Given request ::
Write out the material exactly, without any of its pictures.

======== Supplied material

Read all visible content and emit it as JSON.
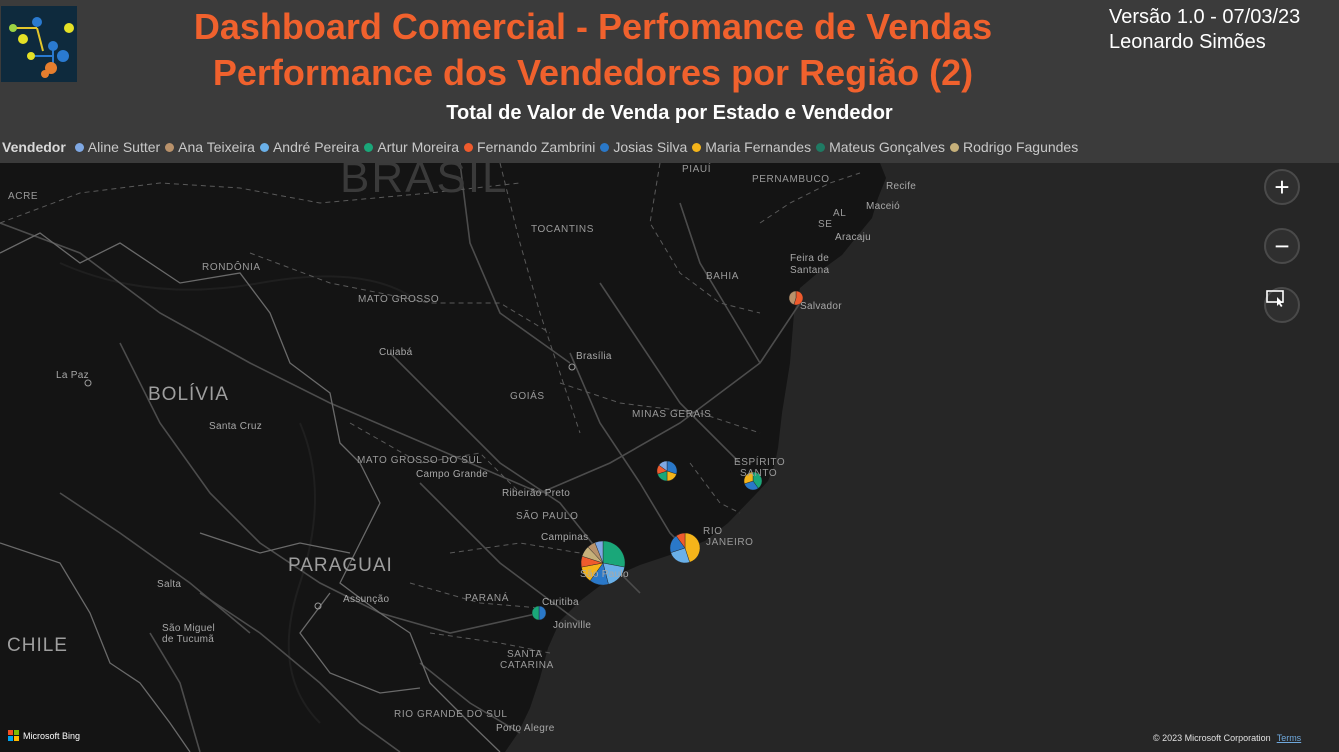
{
  "header": {
    "title_line1": "Dashboard Comercial - Perfomance de Vendas",
    "title_line2": "Performance dos Vendedores por Região (2)",
    "version": "Versão 1.0 - 07/03/23",
    "author": "Leonardo Simões",
    "subtitle": "Total de Valor de Venda por Estado e Vendedor"
  },
  "legend": {
    "title": "Vendedor",
    "items": [
      {
        "label": "Aline Sutter",
        "color": "#7fa8e3"
      },
      {
        "label": "Ana Teixeira",
        "color": "#b9926b"
      },
      {
        "label": "André Pereira",
        "color": "#6ab0e8"
      },
      {
        "label": "Artur Moreira",
        "color": "#1aa779"
      },
      {
        "label": "Fernando Zambrini",
        "color": "#ef5b2d"
      },
      {
        "label": "Josias Silva",
        "color": "#2a78c8"
      },
      {
        "label": "Maria Fernandes",
        "color": "#f4b41a"
      },
      {
        "label": "Mateus Gonçalves",
        "color": "#1f7a63"
      },
      {
        "label": "Rodrigo Fagundes",
        "color": "#c6b07a"
      }
    ]
  },
  "map": {
    "labels": {
      "brasil": "BRASIL",
      "bolivia": "BOLÍVIA",
      "paraguai": "PARAGUAI",
      "chile": "CHILE",
      "acre": "ACRE",
      "rondonia": "RONDÔNIA",
      "mato_grosso": "MATO GROSSO",
      "tocantins": "TOCANTINS",
      "piaui": "PIAUÍ",
      "pernambuco": "PERNAMBUCO",
      "bahia": "BAHIA",
      "goias": "GOIÁS",
      "minas_gerais": "MINAS GERAIS",
      "mato_grosso_do_sul": "MATO GROSSO DO SUL",
      "sao_paulo_state": "SÃO PAULO",
      "parana": "PARANÁ",
      "santa_catarina_1": "SANTA",
      "santa_catarina_2": "CATARINA",
      "rio_grande_do_sul": "RIO GRANDE DO SUL",
      "espirito_santo_1": "ESPÍRITO",
      "espirito_santo_2": "SANTO",
      "rio_1": "RIO",
      "rio_2": "JANEIRO",
      "al": "AL",
      "se": "SE",
      "recife": "Recife",
      "maceio": "Maceió",
      "aracaju": "Aracaju",
      "feira_1": "Feira de",
      "feira_2": "Santana",
      "salvador": "Salvador",
      "brasilia": "Brasília",
      "cuiaba": "Cuiabá",
      "la_paz": "La Paz",
      "santa_cruz": "Santa Cruz",
      "campo_grande": "Campo Grande",
      "ribeirao_preto": "Ribeirão Preto",
      "campinas": "Campinas",
      "sao_paulo_city": "São Paulo",
      "curitiba": "Curitiba",
      "joinville": "Joinville",
      "assuncao": "Assunção",
      "salta": "Salta",
      "tucuma_1": "São Miguel",
      "tucuma_2": "de Tucumã",
      "porto_alegre": "Porto Alegre"
    },
    "zoom_in": "+",
    "zoom_out": "−",
    "bing": "Microsoft Bing",
    "copyright": "© 2023 Microsoft Corporation",
    "terms": "Terms"
  },
  "pies": [
    {
      "state": "BA",
      "slices": [
        {
          "color": "#ef5b2d",
          "value": 55
        },
        {
          "color": "#b9926b",
          "value": 45
        }
      ]
    },
    {
      "state": "MG",
      "slices": [
        {
          "color": "#2a78c8",
          "value": 30
        },
        {
          "color": "#f4b41a",
          "value": 20
        },
        {
          "color": "#1aa779",
          "value": 20
        },
        {
          "color": "#ef5b2d",
          "value": 15
        },
        {
          "color": "#7fa8e3",
          "value": 15
        }
      ]
    },
    {
      "state": "ES",
      "slices": [
        {
          "color": "#1aa779",
          "value": 40
        },
        {
          "color": "#2a78c8",
          "value": 30
        },
        {
          "color": "#f4b41a",
          "value": 30
        }
      ]
    },
    {
      "state": "RJ",
      "slices": [
        {
          "color": "#f4b41a",
          "value": 45
        },
        {
          "color": "#6ab0e8",
          "value": 25
        },
        {
          "color": "#2a78c8",
          "value": 20
        },
        {
          "color": "#ef5b2d",
          "value": 10
        }
      ]
    },
    {
      "state": "SP",
      "slices": [
        {
          "color": "#1aa779",
          "value": 28
        },
        {
          "color": "#6ab0e8",
          "value": 18
        },
        {
          "color": "#2a78c8",
          "value": 14
        },
        {
          "color": "#f4b41a",
          "value": 12
        },
        {
          "color": "#ef5b2d",
          "value": 8
        },
        {
          "color": "#c6b07a",
          "value": 8
        },
        {
          "color": "#b9926b",
          "value": 6
        },
        {
          "color": "#7fa8e3",
          "value": 6
        }
      ]
    },
    {
      "state": "PR",
      "slices": [
        {
          "color": "#2a78c8",
          "value": 50
        },
        {
          "color": "#1aa779",
          "value": 50
        }
      ]
    }
  ]
}
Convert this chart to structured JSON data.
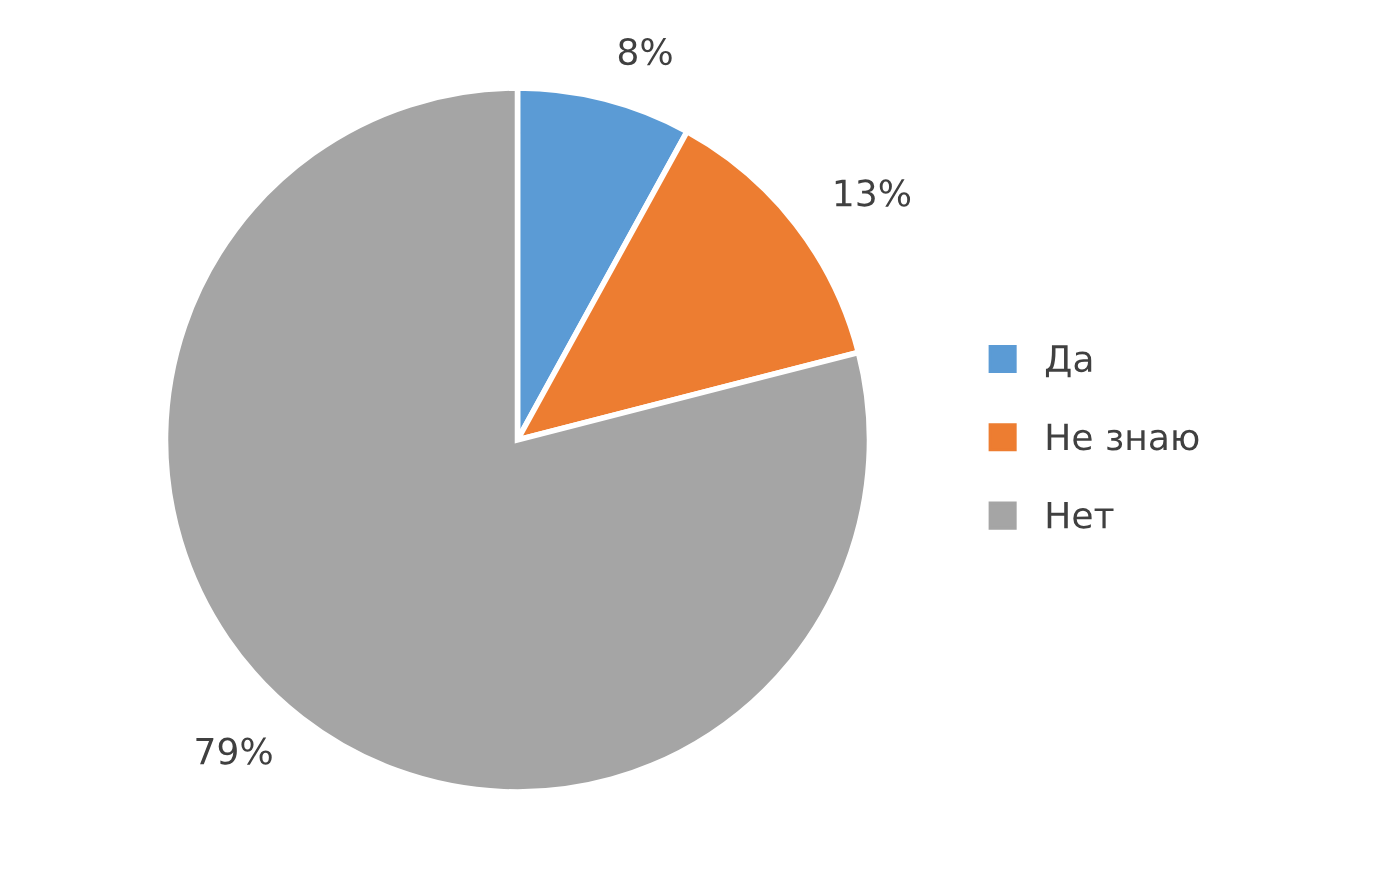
{
  "chart_data": {
    "type": "pie",
    "categories": [
      "Да",
      "Не знаю",
      "Нет"
    ],
    "values": [
      8,
      13,
      79
    ],
    "colors": [
      "#5b9bd5",
      "#ed7d31",
      "#a5a5a5"
    ],
    "value_labels": [
      "8%",
      "13%",
      "79%"
    ],
    "legend": "right"
  }
}
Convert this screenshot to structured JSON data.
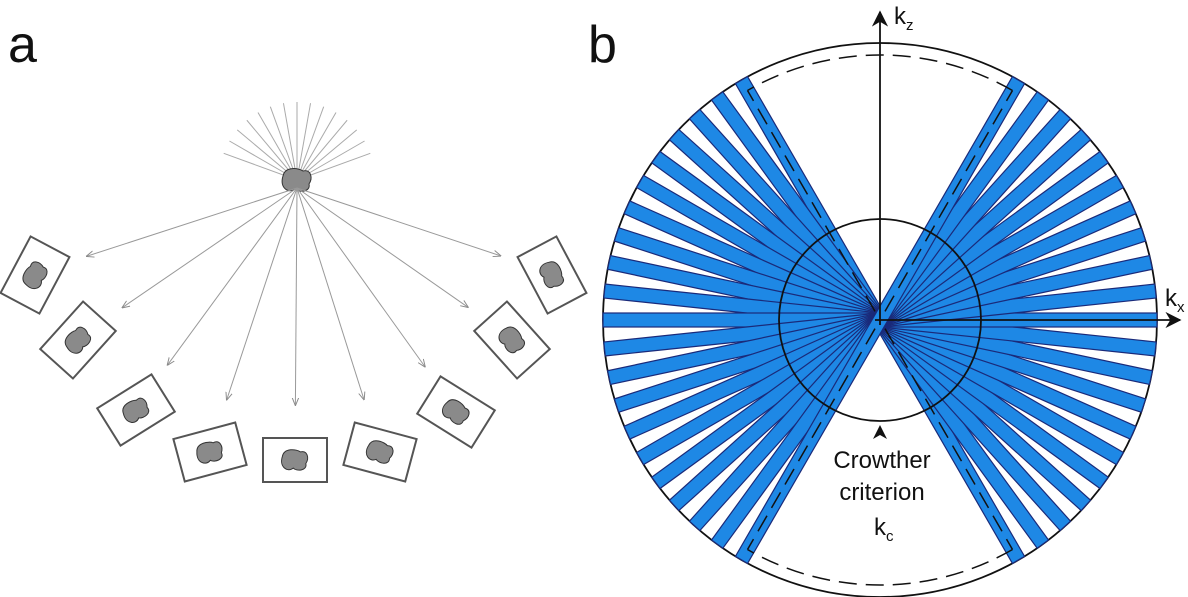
{
  "panel_a": {
    "label": "a"
  },
  "panel_b": {
    "label": "b",
    "axis_z": {
      "symbol": "k",
      "subscript": "z"
    },
    "axis_x": {
      "symbol": "k",
      "subscript": "x"
    },
    "annotation": {
      "lines": [
        "Crowther",
        "criterion"
      ],
      "symbol": "k",
      "subscript": "c"
    }
  }
}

================

Final result ::
Read all visible content and emit it as JSON.
{
  "header": {
    "title_line1": "Dashboard Comercial - Perfomance de Vendas",
    "title_line2": "Performance dos Vendedores por Região (2)",
    "version": "Versão 1.0 - 07/03/23",
    "author": "Leonardo Simões",
    "subtitle": "Total de Valor de Venda por Estado e Vendedor"
  },
  "legend": {
    "title": "Vendedor",
    "items": [
      {
        "label": "Aline Sutter",
        "color": "#7fa8e3"
      },
      {
        "label": "Ana Teixeira",
        "color": "#b9926b"
      },
      {
        "label": "André Pereira",
        "color": "#6ab0e8"
      },
      {
        "label": "Artur Moreira",
        "color": "#1aa779"
      },
      {
        "label": "Fernando Zambrini",
        "color": "#ef5b2d"
      },
      {
        "label": "Josias Silva",
        "color": "#2a78c8"
      },
      {
        "label": "Maria Fernandes",
        "color": "#f4b41a"
      },
      {
        "label": "Mateus Gonçalves",
        "color": "#1f7a63"
      },
      {
        "label": "Rodrigo Fagundes",
        "color": "#c6b07a"
      }
    ]
  },
  "map": {
    "labels": {
      "brasil": "BRASIL",
      "bolivia": "BOLÍVIA",
      "paraguai": "PARAGUAI",
      "chile": "CHILE",
      "acre": "ACRE",
      "rondonia": "RONDÔNIA",
      "mato_grosso": "MATO GROSSO",
      "tocantins": "TOCANTINS",
      "piaui": "PIAUÍ",
      "pernambuco": "PERNAMBUCO",
      "bahia": "BAHIA",
      "goias": "GOIÁS",
      "minas_gerais": "MINAS GERAIS",
      "mato_grosso_do_sul": "MATO GROSSO DO SUL",
      "sao_paulo_state": "SÃO PAULO",
      "parana": "PARANÁ",
      "santa_catarina_1": "SANTA",
      "santa_catarina_2": "CATARINA",
      "rio_grande_do_sul": "RIO GRANDE DO SUL",
      "espirito_santo_1": "ESPÍRITO",
      "espirito_santo_2": "SANTO",
      "rio_1": "RIO",
      "rio_2": "JANEIRO",
      "al": "AL",
      "se": "SE",
      "recife": "Recife",
      "maceio": "Maceió",
      "aracaju": "Aracaju",
      "feira_1": "Feira de",
      "feira_2": "Santana",
      "salvador": "Salvador",
      "brasilia": "Brasília",
      "cuiaba": "Cuiabá",
      "la_paz": "La Paz",
      "santa_cruz": "Santa Cruz",
      "campo_grande": "Campo Grande",
      "ribeirao_preto": "Ribeirão Preto",
      "campinas": "Campinas",
      "sao_paulo_city": "São Paulo",
      "curitiba": "Curitiba",
      "joinville": "Joinville",
      "assuncao": "Assunção",
      "salta": "Salta",
      "tucuma_1": "São Miguel",
      "tucuma_2": "de Tucumã",
      "porto_alegre": "Porto Alegre"
    },
    "zoom_in": "+",
    "zoom_out": "−",
    "bing": "Microsoft Bing",
    "copyright": "© 2023 Microsoft Corporation",
    "terms": "Terms"
  },
  "pies": [
    {
      "state": "BA",
      "slices": [
        {
          "color": "#ef5b2d",
          "value": 55
        },
        {
          "color": "#b9926b",
          "value": 45
        }
      ]
    },
    {
      "state": "MG",
      "slices": [
        {
          "color": "#2a78c8",
          "value": 30
        },
        {
          "color": "#f4b41a",
          "value": 20
        },
        {
          "color": "#1aa779",
          "value": 20
        },
        {
          "color": "#ef5b2d",
          "value": 15
        },
        {
          "color": "#7fa8e3",
          "value": 15
        }
      ]
    },
    {
      "state": "ES",
      "slices": [
        {
          "color": "#1aa779",
          "value": 40
        },
        {
          "color": "#2a78c8",
          "value": 30
        },
        {
          "color": "#f4b41a",
          "value": 30
        }
      ]
    },
    {
      "state": "RJ",
      "slices": [
        {
          "color": "#f4b41a",
          "value": 45
        },
        {
          "color": "#6ab0e8",
          "value": 25
        },
        {
          "color": "#2a78c8",
          "value": 20
        },
        {
          "color": "#ef5b2d",
          "value": 10
        }
      ]
    },
    {
      "state": "SP",
      "slices": [
        {
          "color": "#1aa779",
          "value": 28
        },
        {
          "color": "#6ab0e8",
          "value": 18
        },
        {
          "color": "#2a78c8",
          "value": 14
        },
        {
          "color": "#f4b41a",
          "value": 12
        },
        {
          "color": "#ef5b2d",
          "value": 8
        },
        {
          "color": "#c6b07a",
          "value": 8
        },
        {
          "color": "#b9926b",
          "value": 6
        },
        {
          "color": "#7fa8e3",
          "value": 6
        }
      ]
    },
    {
      "state": "PR",
      "slices": [
        {
          "color": "#2a78c8",
          "value": 50
        },
        {
          "color": "#1aa779",
          "value": 50
        }
      ]
    }
  ]
}
Convert this chart to structured JSON data.
{
  "chart_data": {
    "type": "pie",
    "categories": [
      "Да",
      "Не знаю",
      "Нет"
    ],
    "values": [
      8,
      13,
      79
    ],
    "colors": [
      "#5b9bd5",
      "#ed7d31",
      "#a5a5a5"
    ],
    "value_labels": [
      "8%",
      "13%",
      "79%"
    ],
    "legend": "right"
  }
}
Convert this screenshot to structured JSON data.
{
  "panel_a": {
    "label": "a"
  },
  "panel_b": {
    "label": "b",
    "axis_z": {
      "symbol": "k",
      "subscript": "z"
    },
    "axis_x": {
      "symbol": "k",
      "subscript": "x"
    },
    "annotation": {
      "lines": [
        "Crowther",
        "criterion"
      ],
      "symbol": "k",
      "subscript": "c"
    }
  }
}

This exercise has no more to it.